* **Extrait fourni**
◆ ◆ ◆
La première école " Maure-Française " est ouverte à Alger en 1836. Des maîtres Musulmans et Français y enseignent la langue française et arabe avec une nette prédominance de la seconde.

En 1850, cinq nouvelles écoles dites " Musulmanes-Françaises " fonctionnent à Alger, Constantine,, Oran, Bône, Mostaganem ; une trentaine d'autres sont ouvertes sous le Second Empire. Une régression sensible est enregistrée à partir de 1870. Le nombre de ces écoles était de 16 en 1880.

C'est de 1880 à 1890 que s'organise en France l'enseignement primaire. Il en est de même en Algérie ; et c'est en 1889 que sont élaborés les " Plans d'études et programmes de l'enseignement des indigènes en Algérie ", oeuvre remarquable où programme et méthodes d'enseignement sont adaptées aux conditions de vie et aux besoins particuliers des milieux musulmans. A partir de 1890, le nombre des écoles et l'importance des effectifs ne cessent d'aller en augmentant.

Le personnel enseignant

Alors que depuis la loi Guizot (1833) une école normale primaire fonctionnait en principe dans chaque département métropolitain, l'Algérie n'avait encore, 35 ans après l'arrivée des Français, aucun établissement scolaire de ce genre. Le progrès de l'instruction primaire dans les trois provinces nord- africaines et le désir de la voir largement répandue dans la population musulmane amenèrent le Gouvernement Général à solliciter, en 1865, la création de l'Ecole Normale d'Alger.

" Si l'on veut, lit-on dans le rapport de l'Empereur, que les écoles destinées à recevoir les jeunes Musulmans contribuent à la propagation rapide de la langue et des idées françaises, il est nécessaire d'y placer des maîtres initiés à l'usage de l'arabe parlé, à la connaissance générale des moeurs et capables d'adapter leurs méthodes aux habitudes intellectuelles des indigènes. Or, sans une préparation. spéciale, il est évident que les instituteurs demeureront étrangers à ces connaissances et aux procédés qu'il convient d'employer pour rendre leur enseignement profitable à tous les enfants de la colonie. Ces considérations nous ont conduits à proposer à votre Majesté la création d'une école normale d'instituteurs pour les Européens et les Indigènes ".

Fondée par décret impérial en date du 4 mars 1865, c'est dans le " site riant aujourd'hui occupé par le musée des Antiquités et le Parc de Galland, que s'installa la première école normale d'instituteurs de l'Algérie, et l'élément musulman devait y figurer, en principe, dans la proportion de 1/3 pour 2/3 d'Européens.

Transférée " provisoirement ", au début de 1888, à la Bouzaréah, l'Ecole normale s'y est développée et installée définitivement.
De 1865 à 1885, le problème du recrutement européen et surtout musulman se posa lors de chaque concours, et il y eut souvent lieu de faire appel à des recrues des écoles normales de France.
◆ ◆ ◆
* **Données à utiliser**
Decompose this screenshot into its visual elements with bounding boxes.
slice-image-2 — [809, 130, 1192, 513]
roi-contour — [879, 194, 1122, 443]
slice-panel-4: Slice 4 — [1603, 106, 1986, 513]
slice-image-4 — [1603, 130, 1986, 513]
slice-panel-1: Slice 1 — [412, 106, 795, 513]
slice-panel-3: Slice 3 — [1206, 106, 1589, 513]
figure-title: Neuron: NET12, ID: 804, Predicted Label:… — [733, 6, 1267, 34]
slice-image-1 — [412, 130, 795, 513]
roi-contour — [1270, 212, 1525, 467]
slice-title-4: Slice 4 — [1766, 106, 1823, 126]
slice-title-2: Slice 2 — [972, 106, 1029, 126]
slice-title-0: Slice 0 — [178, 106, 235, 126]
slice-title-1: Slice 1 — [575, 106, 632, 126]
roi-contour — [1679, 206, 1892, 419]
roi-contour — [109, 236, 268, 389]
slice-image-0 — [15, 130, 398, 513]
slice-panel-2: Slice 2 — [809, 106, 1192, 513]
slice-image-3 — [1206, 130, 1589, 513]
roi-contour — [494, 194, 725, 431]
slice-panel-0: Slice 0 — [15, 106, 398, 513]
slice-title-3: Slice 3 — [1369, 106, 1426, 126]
◆ ◆ ◆
* **Série d'exercices**
1/ Répondez aux questions suivantes à partir de l'extrait sur l'enseignement en Algérie :
(a) En quelle année la première école « Maure-Française » est-elle ouverte à Alger ?
(b) Combien d'écoles « Musulmanes-Françaises » compte-t-on en 1880 ?
(c) Par quel acte et à quelle date l'École normale d'Alger a-t-elle été fondée ?
2/ Présentez toutes les lignes des enregistrements sous forme de liste numérotée, sans les lignes vides.
L'extrait et les enregistrements n'ont aucun lien entre eux.

* **Réponses**
1/
(a) En 1836.
(b) 16 écoles.
(c) Par un décret impérial du 4 mars 1865.

2/
1. Decompose this screenshot into its visual elements with bounding boxes.
2. slice-image-2 — [809, 130, 1192, 513]
3. roi-contour — [879, 194, 1122, 443]
4. slice-panel-4: Slice 4 — [1603, 106, 1986, 513]
5. slice-image-4 — [1603, 130, 1986, 513]
6. slice-panel-1: Slice 1 — [412, 106, 795, 513]
7. slice-panel-3: Slice 3 — [1206, 106, 1589, 513]
8. figure-title: Neuron: NET12, ID: 804, Predicted Label:… — [733, 6, 1267, 34]
9. slice-image-1 — [412, 130, 795, 513]
10. roi-contour — [1270, 212, 1525, 467]
11. slice-title-4: Slice 4 — [1766, 106, 1823, 126]
12. slice-title-2: Slice 2 — [972, 106, 1029, 126]
13. slice-title-0: Slice 0 — [178, 106, 235, 126]
14. slice-title-1: Slice 1 — [575, 106, 632, 126]
15. roi-contour — [1679, 206, 1892, 419]
16. roi-contour — [109, 236, 268, 389]
17. slice-image-0 — [15, 130, 398, 513]
18. slice-panel-2: Slice 2 — [809, 106, 1192, 513]
19. slice-image-3 — [1206, 130, 1589, 513]
20. roi-contour — [494, 194, 725, 431]
21. slice-panel-0: Slice 0 — [15, 106, 398, 513]
22. slice-title-3: Slice 3 — [1369, 106, 1426, 126]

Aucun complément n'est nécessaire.